- _OBIETTIVO 1_
Estragga dall'elenco tutte le righe in cui compare la stringa "label".

Un’altra caratteristica di quegli anni è stata anche il feeling con le istituzioni e i politici. E’ noto il rapporto di Nando Orfei col presidente della Repubblica Sandro Pertini, ad esempio.
All’epoca la gente del circo, e in particolare noi tre fratelli nel periodo in cui eravamo in auge, aveva rapporti e riceveva manifestazioni pubbliche di stima da parte di tante personalità. Il circo era adorato, non come adesso che gli animalisti hanno messo i circensi in cattiva luce. Al circo passavano ministri, capi di governo, attori, grandi personaggi in ogni campo della vita pubblica, nobili e non, era questa la normalità, la routine. Va detto che oggi all’estero il circo è ciò che era una volta in Italia. I politici tedeschi, francesi, americani e così via, sono felici di stringere la mano al grande domatore o direttore di circo. La Francia è il caso forse più emblematico dell’attenzione delle istituzioni verso il circo, sia in termini culturali che economici.
Nando, Liana e Rinaldo Orfei (da un programma conservato all'Archivio Cedac)

Nando, Liana e Rinaldo Orfei (da un programma conservato all’Archivio Cedac)


Invece in Italia?

- _DATI FORNITI_
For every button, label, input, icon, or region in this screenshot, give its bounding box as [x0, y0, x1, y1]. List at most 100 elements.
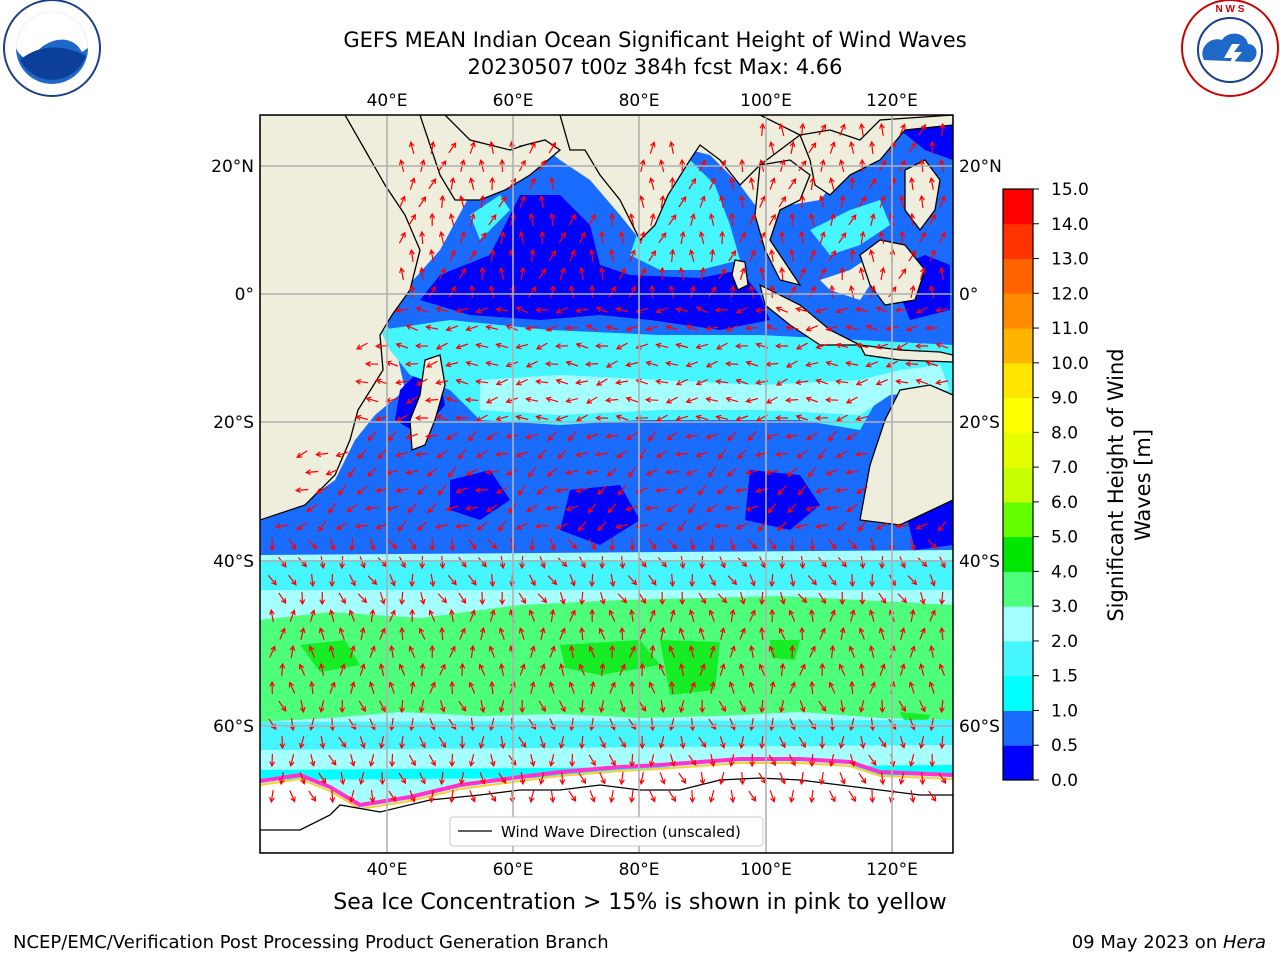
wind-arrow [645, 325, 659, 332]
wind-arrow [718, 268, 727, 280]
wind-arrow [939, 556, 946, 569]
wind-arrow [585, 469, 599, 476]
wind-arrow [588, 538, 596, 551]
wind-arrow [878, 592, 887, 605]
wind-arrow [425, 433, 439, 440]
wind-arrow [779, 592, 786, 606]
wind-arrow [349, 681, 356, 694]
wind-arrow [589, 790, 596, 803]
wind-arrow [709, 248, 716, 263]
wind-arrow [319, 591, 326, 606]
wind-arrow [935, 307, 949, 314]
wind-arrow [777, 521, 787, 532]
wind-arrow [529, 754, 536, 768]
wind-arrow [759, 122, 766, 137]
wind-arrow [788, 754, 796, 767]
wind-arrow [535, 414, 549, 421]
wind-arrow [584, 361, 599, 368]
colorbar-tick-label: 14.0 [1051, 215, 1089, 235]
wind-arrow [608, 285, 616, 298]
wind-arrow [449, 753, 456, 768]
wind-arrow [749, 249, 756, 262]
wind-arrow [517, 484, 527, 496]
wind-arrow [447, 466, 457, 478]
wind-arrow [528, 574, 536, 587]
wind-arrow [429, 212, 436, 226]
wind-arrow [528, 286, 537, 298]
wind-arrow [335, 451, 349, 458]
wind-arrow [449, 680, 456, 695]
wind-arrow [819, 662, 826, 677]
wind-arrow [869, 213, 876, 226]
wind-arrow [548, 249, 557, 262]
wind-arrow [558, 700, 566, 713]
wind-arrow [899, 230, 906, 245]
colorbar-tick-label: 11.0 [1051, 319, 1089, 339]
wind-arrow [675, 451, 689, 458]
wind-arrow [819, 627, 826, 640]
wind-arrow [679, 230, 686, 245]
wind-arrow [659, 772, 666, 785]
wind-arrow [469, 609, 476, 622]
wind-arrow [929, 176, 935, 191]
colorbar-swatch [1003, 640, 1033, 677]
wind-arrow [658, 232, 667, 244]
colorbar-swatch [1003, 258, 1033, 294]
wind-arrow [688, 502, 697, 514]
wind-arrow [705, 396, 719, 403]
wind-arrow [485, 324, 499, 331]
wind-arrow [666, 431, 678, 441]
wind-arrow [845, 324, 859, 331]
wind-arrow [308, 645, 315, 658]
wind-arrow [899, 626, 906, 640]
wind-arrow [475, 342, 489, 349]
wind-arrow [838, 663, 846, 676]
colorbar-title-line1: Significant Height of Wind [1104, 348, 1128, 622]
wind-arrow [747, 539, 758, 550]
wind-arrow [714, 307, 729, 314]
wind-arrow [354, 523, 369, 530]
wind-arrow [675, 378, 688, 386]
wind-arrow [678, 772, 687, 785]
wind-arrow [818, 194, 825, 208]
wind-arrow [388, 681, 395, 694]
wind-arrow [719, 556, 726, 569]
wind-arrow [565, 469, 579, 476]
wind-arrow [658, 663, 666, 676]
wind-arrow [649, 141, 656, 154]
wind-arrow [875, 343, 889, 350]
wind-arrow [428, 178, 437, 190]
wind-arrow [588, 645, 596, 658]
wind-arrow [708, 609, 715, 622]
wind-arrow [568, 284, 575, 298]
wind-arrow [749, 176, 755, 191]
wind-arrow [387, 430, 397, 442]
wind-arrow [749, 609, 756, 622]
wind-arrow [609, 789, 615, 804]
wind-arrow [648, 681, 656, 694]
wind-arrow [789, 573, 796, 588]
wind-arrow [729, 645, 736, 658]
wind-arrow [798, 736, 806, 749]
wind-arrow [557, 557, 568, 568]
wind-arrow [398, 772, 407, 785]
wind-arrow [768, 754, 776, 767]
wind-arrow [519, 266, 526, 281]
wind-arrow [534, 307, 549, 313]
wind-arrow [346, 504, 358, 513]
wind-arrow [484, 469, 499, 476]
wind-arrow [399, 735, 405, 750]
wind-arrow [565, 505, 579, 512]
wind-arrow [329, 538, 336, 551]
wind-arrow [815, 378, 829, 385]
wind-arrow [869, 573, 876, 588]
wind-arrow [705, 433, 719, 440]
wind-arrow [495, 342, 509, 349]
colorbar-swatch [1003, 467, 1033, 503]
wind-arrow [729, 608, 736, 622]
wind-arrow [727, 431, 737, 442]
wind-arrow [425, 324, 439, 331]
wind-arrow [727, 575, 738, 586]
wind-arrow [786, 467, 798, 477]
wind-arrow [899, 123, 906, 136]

- _OBIETTIVO 2_
Risponda brevemente alle seguenti domande basandosi sul brano sul circo riportato sopra.
(a) Con quale presidente della Repubblica è noto il rapporto di Nando Orfei?
(b) Chi ha messo i circensi in cattiva luce?
(c) Quale Paese è indicato come il caso forse più emblematico dell'attenzione delle istituzioni verso il circo?

- _RISPOSTA COMPLETA 1_
For every button, label, input, icon, or region in this screenshot, give its bounding box as [x0, y0, x1, y1]. List at most 100 elements.
colorbar-tick-label: 14.0 [1051, 215, 1089, 235]
colorbar-tick-label: 11.0 [1051, 319, 1089, 339]

- _RISPOSTA COMPLETA 2_
(a) Con Sandro Pertini.
(b) Gli animalisti.
(c) La Francia.